• Written instruction: The entries need to be copied exactly.

==========

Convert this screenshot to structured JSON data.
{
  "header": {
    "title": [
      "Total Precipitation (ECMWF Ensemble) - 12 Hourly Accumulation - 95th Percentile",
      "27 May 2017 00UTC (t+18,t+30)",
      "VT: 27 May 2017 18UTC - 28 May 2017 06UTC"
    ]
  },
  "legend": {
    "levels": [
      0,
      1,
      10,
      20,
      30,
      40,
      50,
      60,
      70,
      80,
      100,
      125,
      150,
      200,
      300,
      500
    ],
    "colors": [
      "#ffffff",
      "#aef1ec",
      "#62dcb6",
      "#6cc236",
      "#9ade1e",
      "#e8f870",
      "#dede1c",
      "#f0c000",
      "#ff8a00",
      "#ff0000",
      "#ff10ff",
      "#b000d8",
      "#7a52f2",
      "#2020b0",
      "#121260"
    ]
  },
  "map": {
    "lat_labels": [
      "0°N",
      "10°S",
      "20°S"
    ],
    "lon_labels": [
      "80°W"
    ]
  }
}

==========

• Complete response:
Convert this screenshot to structured JSON data.
{
  "header": {
    "title": [
      "Total Precipitation (ECMWF Ensemble) - 12 Hourly Accumulation - 95th Percentile",
      "27 May 2017 00UTC (t+18,t+30)",
      "VT: 27 May 2017 18UTC - 28 May 2017 06UTC"
    ]
  },
  "legend": {
    "levels": [
      0,
      1,
      10,
      20,
      30,
      40,
      50,
      60,
      70,
      80,
      100,
      125,
      150,
      200,
      300,
      500
    ],
    "colors": [
      "#ffffff",
      "#aef1ec",
      "#62dcb6",
      "#6cc236",
      "#9ade1e",
      "#e8f870",
      "#dede1c",
      "#f0c000",
      "#ff8a00",
      "#ff0000",
      "#ff10ff",
      "#b000d8",
      "#7a52f2",
      "#2020b0",
      "#121260"
    ]
  },
  "map": {
    "lat_labels": [
      "0°N",
      "10°S",
      "20°S"
    ],
    "lon_labels": [
      "80°W"
    ]
  }
}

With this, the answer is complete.